**PROVIDED ENTRIES:**
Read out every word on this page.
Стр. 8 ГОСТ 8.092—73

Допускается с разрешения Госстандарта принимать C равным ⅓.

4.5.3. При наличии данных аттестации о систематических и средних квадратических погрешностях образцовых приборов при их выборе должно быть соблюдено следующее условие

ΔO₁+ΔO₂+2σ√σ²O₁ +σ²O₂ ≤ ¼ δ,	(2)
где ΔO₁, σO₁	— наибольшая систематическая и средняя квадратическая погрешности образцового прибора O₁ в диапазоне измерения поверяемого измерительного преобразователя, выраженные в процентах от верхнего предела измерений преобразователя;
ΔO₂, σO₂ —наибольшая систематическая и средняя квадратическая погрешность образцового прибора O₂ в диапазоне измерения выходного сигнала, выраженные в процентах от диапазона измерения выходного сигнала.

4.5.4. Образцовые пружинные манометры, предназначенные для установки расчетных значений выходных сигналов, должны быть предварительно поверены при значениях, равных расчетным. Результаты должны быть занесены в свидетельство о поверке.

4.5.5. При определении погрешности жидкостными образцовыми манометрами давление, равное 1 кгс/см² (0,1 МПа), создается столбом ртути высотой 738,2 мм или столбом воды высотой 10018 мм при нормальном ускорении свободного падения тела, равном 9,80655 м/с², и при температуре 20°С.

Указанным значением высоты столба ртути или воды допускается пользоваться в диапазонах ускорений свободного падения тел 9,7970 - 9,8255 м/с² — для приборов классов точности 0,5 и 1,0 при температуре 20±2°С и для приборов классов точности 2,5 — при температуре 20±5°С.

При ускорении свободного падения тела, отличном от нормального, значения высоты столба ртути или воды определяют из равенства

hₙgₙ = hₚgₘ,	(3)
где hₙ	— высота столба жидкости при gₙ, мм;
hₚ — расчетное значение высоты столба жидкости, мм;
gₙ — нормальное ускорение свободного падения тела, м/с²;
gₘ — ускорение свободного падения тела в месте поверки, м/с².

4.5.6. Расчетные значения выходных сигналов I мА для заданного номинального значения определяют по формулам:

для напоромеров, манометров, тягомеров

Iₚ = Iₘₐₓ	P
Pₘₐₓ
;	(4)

**TASK INSTRUCTIONS:** Transcribe each entry exactly.

**RESPONSE TO THIS EXERCISE:**
Read out every word on this page.
Стр. 8 ГОСТ 8.092—73

Допускается с разрешения Госстандарта принимать C равным ⅓.

4.5.3. При наличии данных аттестации о систематических и средних квадратических погрешностях образцовых приборов при их выборе должно быть соблюдено следующее условие

ΔO₁+ΔO₂+2σ√σ²O₁ +σ²O₂ ≤ ¼ δ,	(2)
где ΔO₁, σO₁	— наибольшая систематическая и средняя квадратическая погрешности образцового прибора O₁ в диапазоне измерения поверяемого измерительного преобразователя, выраженные в процентах от верхнего предела измерений преобразователя;
ΔO₂, σO₂ —наибольшая систематическая и средняя квадратическая погрешность образцового прибора O₂ в диапазоне измерения выходного сигнала, выраженные в процентах от диапазона измерения выходного сигнала.

4.5.4. Образцовые пружинные манометры, предназначенные для установки расчетных значений выходных сигналов, должны быть предварительно поверены при значениях, равных расчетным. Результаты должны быть занесены в свидетельство о поверке.

4.5.5. При определении погрешности жидкостными образцовыми манометрами давление, равное 1 кгс/см² (0,1 МПа), создается столбом ртути высотой 738,2 мм или столбом воды высотой 10018 мм при нормальном ускорении свободного падения тела, равном 9,80655 м/с², и при температуре 20°С.

Указанным значением высоты столба ртути или воды допускается пользоваться в диапазонах ускорений свободного падения тел 9,7970 - 9,8255 м/с² — для приборов классов точности 0,5 и 1,0 при температуре 20±2°С и для приборов классов точности 2,5 — при температуре 20±5°С.

При ускорении свободного падения тела, отличном от нормального, значения высоты столба ртути или воды определяют из равенства

hₙgₙ = hₚgₘ,	(3)
где hₙ	— высота столба жидкости при gₙ, мм;
hₚ — расчетное значение высоты столба жидкости, мм;
gₙ — нормальное ускорение свободного падения тела, м/с²;
gₘ — ускорение свободного падения тела в месте поверки, м/с².

4.5.6. Расчетные значения выходных сигналов I мА для заданного номинального значения определяют по формулам:

для напоромеров, манометров, тягомеров

Iₚ = Iₘₐₓ	P
Pₘₐₓ
;	(4)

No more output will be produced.